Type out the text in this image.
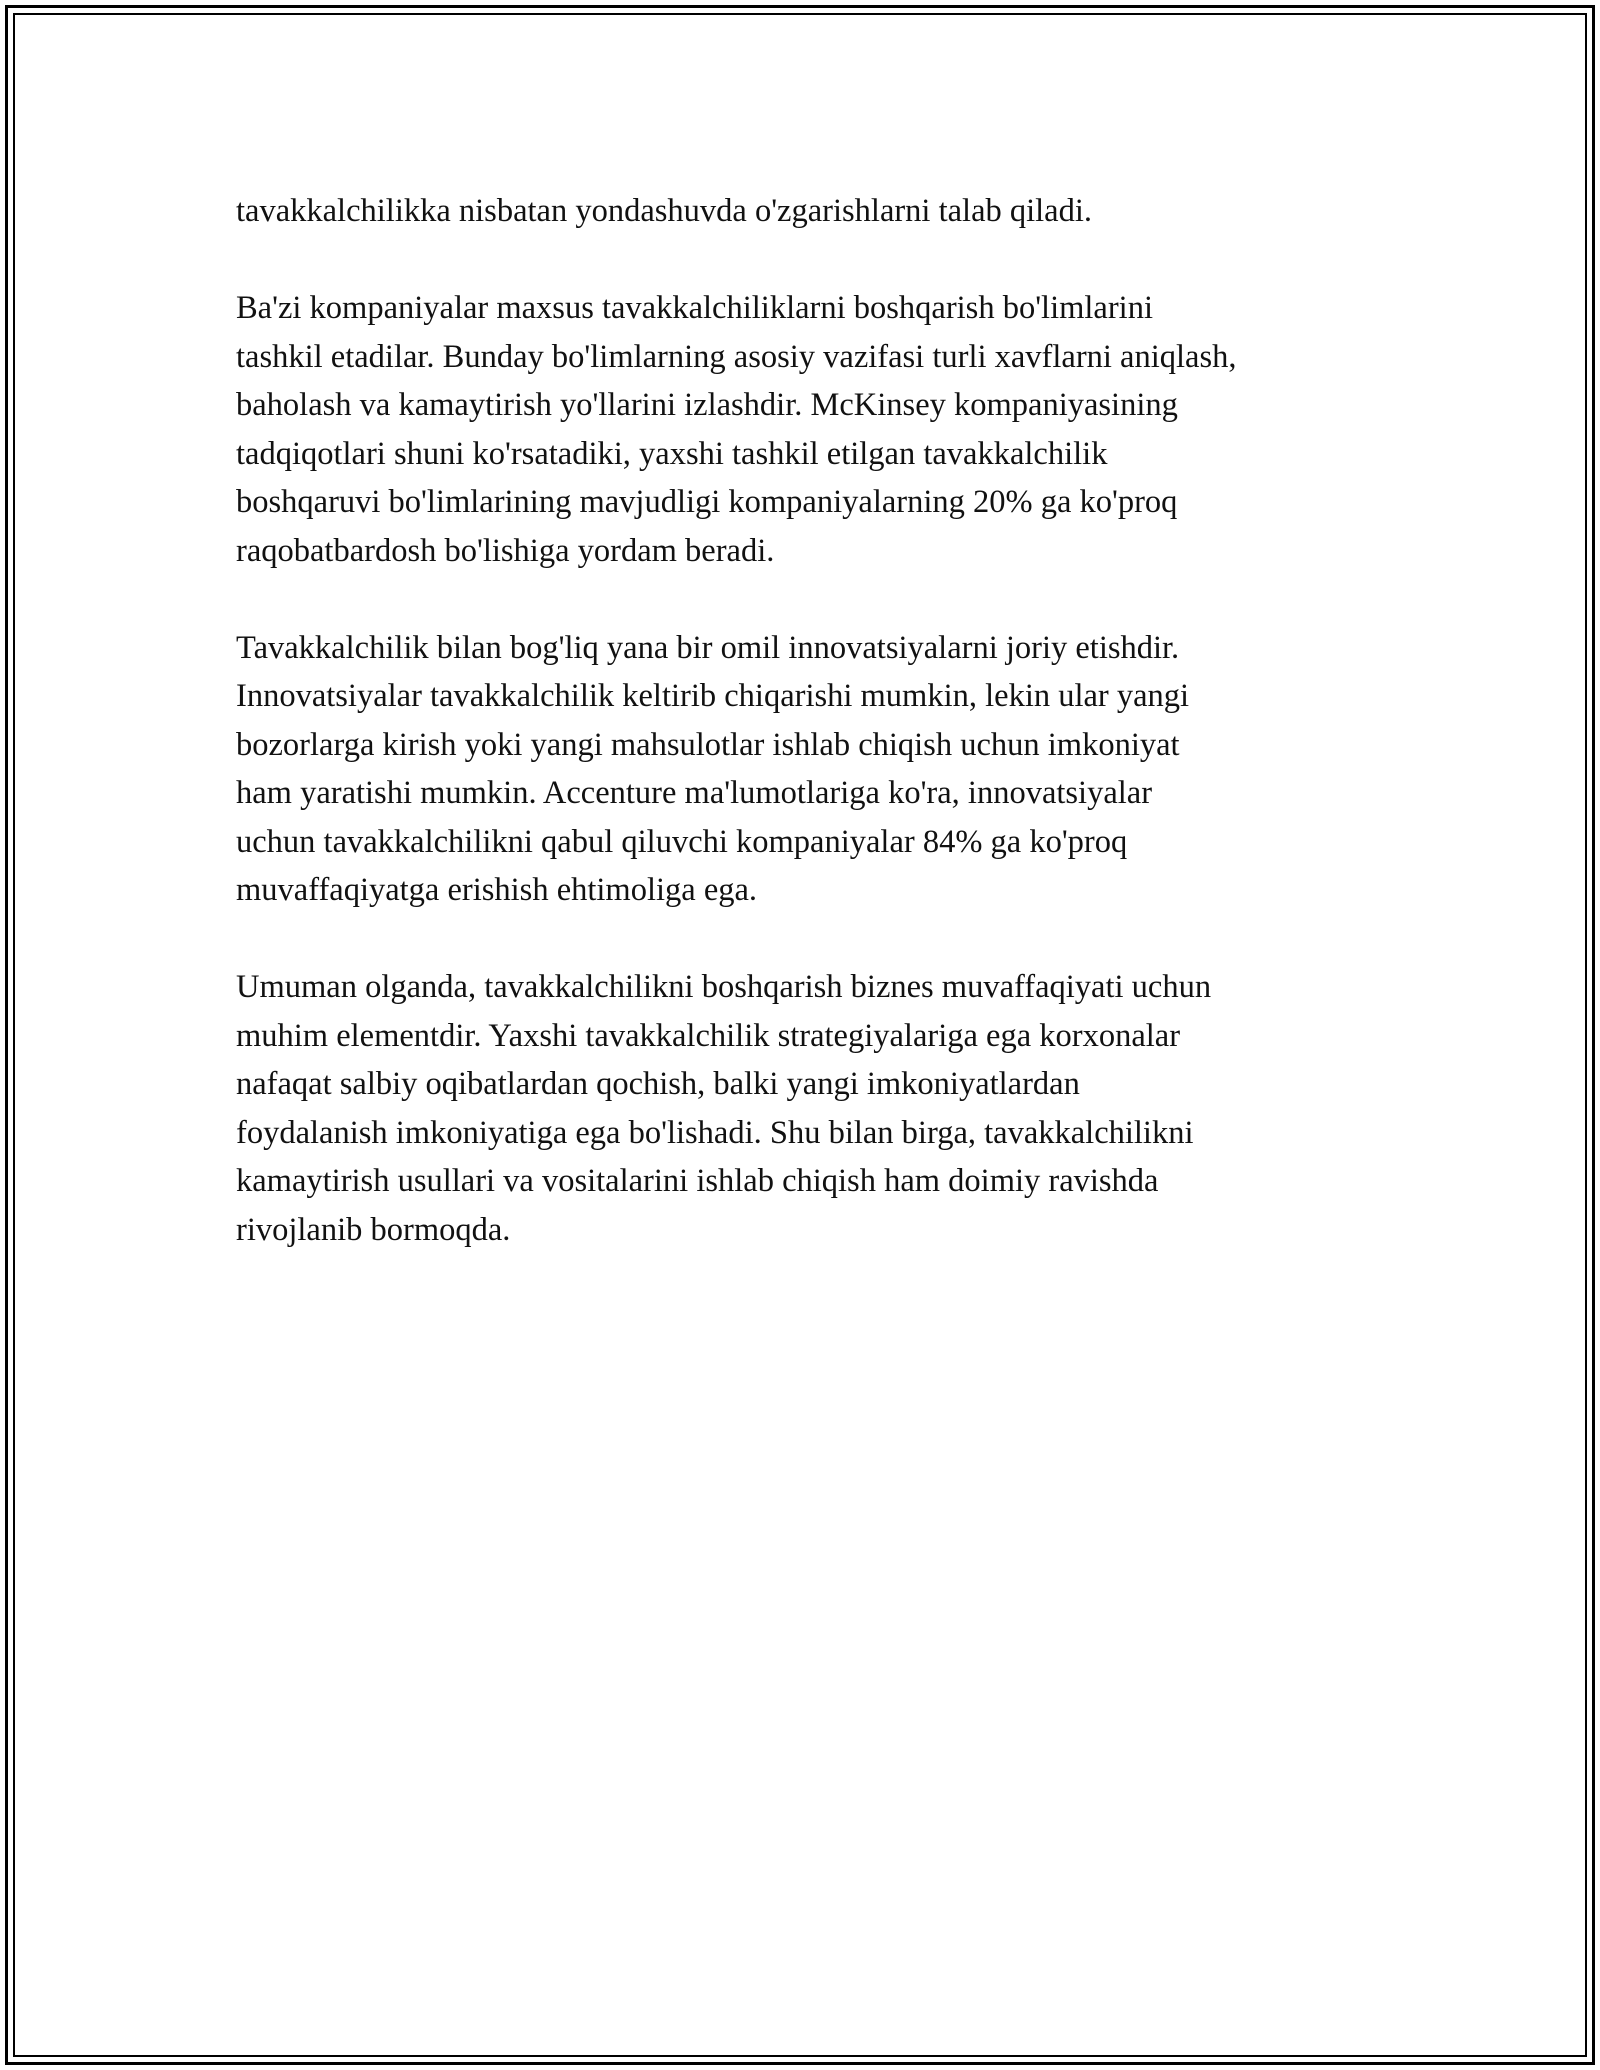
tavakkalchilikka nisbatan yondashuvda o'zgarishlarni talab qiladi.

Ba'zi kompaniyalar maxsus tavakkalchiliklarni boshqarish bo'limlarini
tashkil etadilar. Bunday bo'limlarning asosiy vazifasi turli xavflarni aniqlash,
baholash va kamaytirish yo'llarini izlashdir. McKinsey kompaniyasining
tadqiqotlari shuni ko'rsatadiki, yaxshi tashkil etilgan tavakkalchilik
boshqaruvi bo'limlarining mavjudligi kompaniyalarning 20% ga ko'proq
raqobatbardosh bo'lishiga yordam beradi.

Tavakkalchilik bilan bog'liq yana bir omil innovatsiyalarni joriy etishdir.
Innovatsiyalar tavakkalchilik keltirib chiqarishi mumkin, lekin ular yangi
bozorlarga kirish yoki yangi mahsulotlar ishlab chiqish uchun imkoniyat
ham yaratishi mumkin. Accenture ma'lumotlariga ko'ra, innovatsiyalar
uchun tavakkalchilikni qabul qiluvchi kompaniyalar 84% ga ko'proq
muvaffaqiyatga erishish ehtimoliga ega.

Umuman olganda, tavakkalchilikni boshqarish biznes muvaffaqiyati uchun
muhim elementdir. Yaxshi tavakkalchilik strategiyalariga ega korxonalar
nafaqat salbiy oqibatlardan qochish, balki yangi imkoniyatlardan
foydalanish imkoniyatiga ega bo'lishadi. Shu bilan birga, tavakkalchilikni
kamaytirish usullari va vositalarini ishlab chiqish ham doimiy ravishda
rivojlanib bormoqda.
........
#### Problem description
Using the data above, say how many lines include "ishlab". No other reply is needed.

#### Answer in full
2